● Data entries
>> begin
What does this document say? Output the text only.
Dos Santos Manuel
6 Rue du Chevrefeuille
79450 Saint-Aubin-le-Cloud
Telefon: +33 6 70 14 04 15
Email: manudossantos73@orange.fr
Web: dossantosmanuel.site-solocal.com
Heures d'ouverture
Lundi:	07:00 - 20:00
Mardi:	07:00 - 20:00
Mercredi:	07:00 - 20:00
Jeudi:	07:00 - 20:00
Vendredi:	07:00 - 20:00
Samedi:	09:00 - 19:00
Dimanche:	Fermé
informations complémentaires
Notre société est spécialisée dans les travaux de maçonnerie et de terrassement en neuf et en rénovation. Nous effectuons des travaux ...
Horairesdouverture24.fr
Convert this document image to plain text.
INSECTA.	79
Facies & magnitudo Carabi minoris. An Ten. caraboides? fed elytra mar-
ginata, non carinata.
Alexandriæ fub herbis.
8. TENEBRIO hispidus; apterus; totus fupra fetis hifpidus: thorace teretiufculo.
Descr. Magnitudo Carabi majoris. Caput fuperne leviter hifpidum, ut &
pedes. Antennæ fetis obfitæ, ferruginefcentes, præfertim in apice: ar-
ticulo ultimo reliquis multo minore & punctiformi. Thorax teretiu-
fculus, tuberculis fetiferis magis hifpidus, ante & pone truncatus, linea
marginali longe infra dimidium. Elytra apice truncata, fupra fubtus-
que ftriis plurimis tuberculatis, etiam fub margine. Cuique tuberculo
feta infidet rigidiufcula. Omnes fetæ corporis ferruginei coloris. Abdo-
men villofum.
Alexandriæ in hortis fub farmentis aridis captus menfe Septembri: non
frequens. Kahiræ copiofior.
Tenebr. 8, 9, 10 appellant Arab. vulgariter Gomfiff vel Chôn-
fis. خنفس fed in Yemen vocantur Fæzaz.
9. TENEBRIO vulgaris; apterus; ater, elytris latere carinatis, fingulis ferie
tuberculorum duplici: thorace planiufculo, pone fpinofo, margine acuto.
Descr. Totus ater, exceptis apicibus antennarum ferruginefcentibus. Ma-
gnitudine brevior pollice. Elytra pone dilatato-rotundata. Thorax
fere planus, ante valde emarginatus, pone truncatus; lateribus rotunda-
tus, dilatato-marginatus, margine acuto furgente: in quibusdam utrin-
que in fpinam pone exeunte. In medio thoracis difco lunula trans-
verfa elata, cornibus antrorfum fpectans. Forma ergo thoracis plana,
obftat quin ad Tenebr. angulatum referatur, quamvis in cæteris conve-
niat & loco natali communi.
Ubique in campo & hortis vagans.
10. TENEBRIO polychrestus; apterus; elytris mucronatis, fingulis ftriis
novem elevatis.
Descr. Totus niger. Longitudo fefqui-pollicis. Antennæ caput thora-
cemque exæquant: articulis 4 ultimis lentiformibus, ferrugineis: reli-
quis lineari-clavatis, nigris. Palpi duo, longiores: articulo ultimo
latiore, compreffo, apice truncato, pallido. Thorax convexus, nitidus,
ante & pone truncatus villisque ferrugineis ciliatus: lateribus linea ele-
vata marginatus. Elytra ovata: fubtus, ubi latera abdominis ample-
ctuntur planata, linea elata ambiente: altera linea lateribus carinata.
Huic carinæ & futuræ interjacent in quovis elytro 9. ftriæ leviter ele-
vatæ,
>> end
● Set problem
Please reproduce every line of the material word for word.

● Solution to this task
What does this document say? Output the text only.
Dos Santos Manuel
6 Rue du Chevrefeuille
79450 Saint-Aubin-le-Cloud
Telefon: +33 6 70 14 04 15
Email: manudossantos73@orange.fr
Web: dossantosmanuel.site-solocal.com
Heures d'ouverture
Lundi:	07:00 - 20:00
Mardi:	07:00 - 20:00
Mercredi:	07:00 - 20:00
Jeudi:	07:00 - 20:00
Vendredi:	07:00 - 20:00
Samedi:	09:00 - 19:00
Dimanche:	Fermé
informations complémentaires
Notre société est spécialisée dans les travaux de maçonnerie et de terrassement en neuf et en rénovation. Nous effectuons des travaux ...
Horairesdouverture24.fr
Convert this document image to plain text.
INSECTA.	79
Facies & magnitudo Carabi minoris. An Ten. caraboides? fed elytra mar-
ginata, non carinata.
Alexandriæ fub herbis.
8. TENEBRIO hispidus; apterus; totus fupra fetis hifpidus: thorace teretiufculo.
Descr. Magnitudo Carabi majoris. Caput fuperne leviter hifpidum, ut &
pedes. Antennæ fetis obfitæ, ferruginefcentes, præfertim in apice: ar-
ticulo ultimo reliquis multo minore & punctiformi. Thorax teretiu-
fculus, tuberculis fetiferis magis hifpidus, ante & pone truncatus, linea
marginali longe infra dimidium. Elytra apice truncata, fupra fubtus-
que ftriis plurimis tuberculatis, etiam fub margine. Cuique tuberculo
feta infidet rigidiufcula. Omnes fetæ corporis ferruginei coloris. Abdo-
men villofum.
Alexandriæ in hortis fub farmentis aridis captus menfe Septembri: non
frequens. Kahiræ copiofior.
Tenebr. 8, 9, 10 appellant Arab. vulgariter Gomfiff vel Chôn-
fis. خنفس fed in Yemen vocantur Fæzaz.
9. TENEBRIO vulgaris; apterus; ater, elytris latere carinatis, fingulis ferie
tuberculorum duplici: thorace planiufculo, pone fpinofo, margine acuto.
Descr. Totus ater, exceptis apicibus antennarum ferruginefcentibus. Ma-
gnitudine brevior pollice. Elytra pone dilatato-rotundata. Thorax
fere planus, ante valde emarginatus, pone truncatus; lateribus rotunda-
tus, dilatato-marginatus, margine acuto furgente: in quibusdam utrin-
que in fpinam pone exeunte. In medio thoracis difco lunula trans-
verfa elata, cornibus antrorfum fpectans. Forma ergo thoracis plana,
obftat quin ad Tenebr. angulatum referatur, quamvis in cæteris conve-
niat & loco natali communi.
Ubique in campo & hortis vagans.
10. TENEBRIO polychrestus; apterus; elytris mucronatis, fingulis ftriis
novem elevatis.
Descr. Totus niger. Longitudo fefqui-pollicis. Antennæ caput thora-
cemque exæquant: articulis 4 ultimis lentiformibus, ferrugineis: reli-
quis lineari-clavatis, nigris. Palpi duo, longiores: articulo ultimo
latiore, compreffo, apice truncato, pallido. Thorax convexus, nitidus,
ante & pone truncatus villisque ferrugineis ciliatus: lateribus linea ele-
vata marginatus. Elytra ovata: fubtus, ubi latera abdominis ample-
ctuntur planata, linea elata ambiente: altera linea lateribus carinata.
Huic carinæ & futuræ interjacent in quovis elytro 9. ftriæ leviter ele-
vatæ,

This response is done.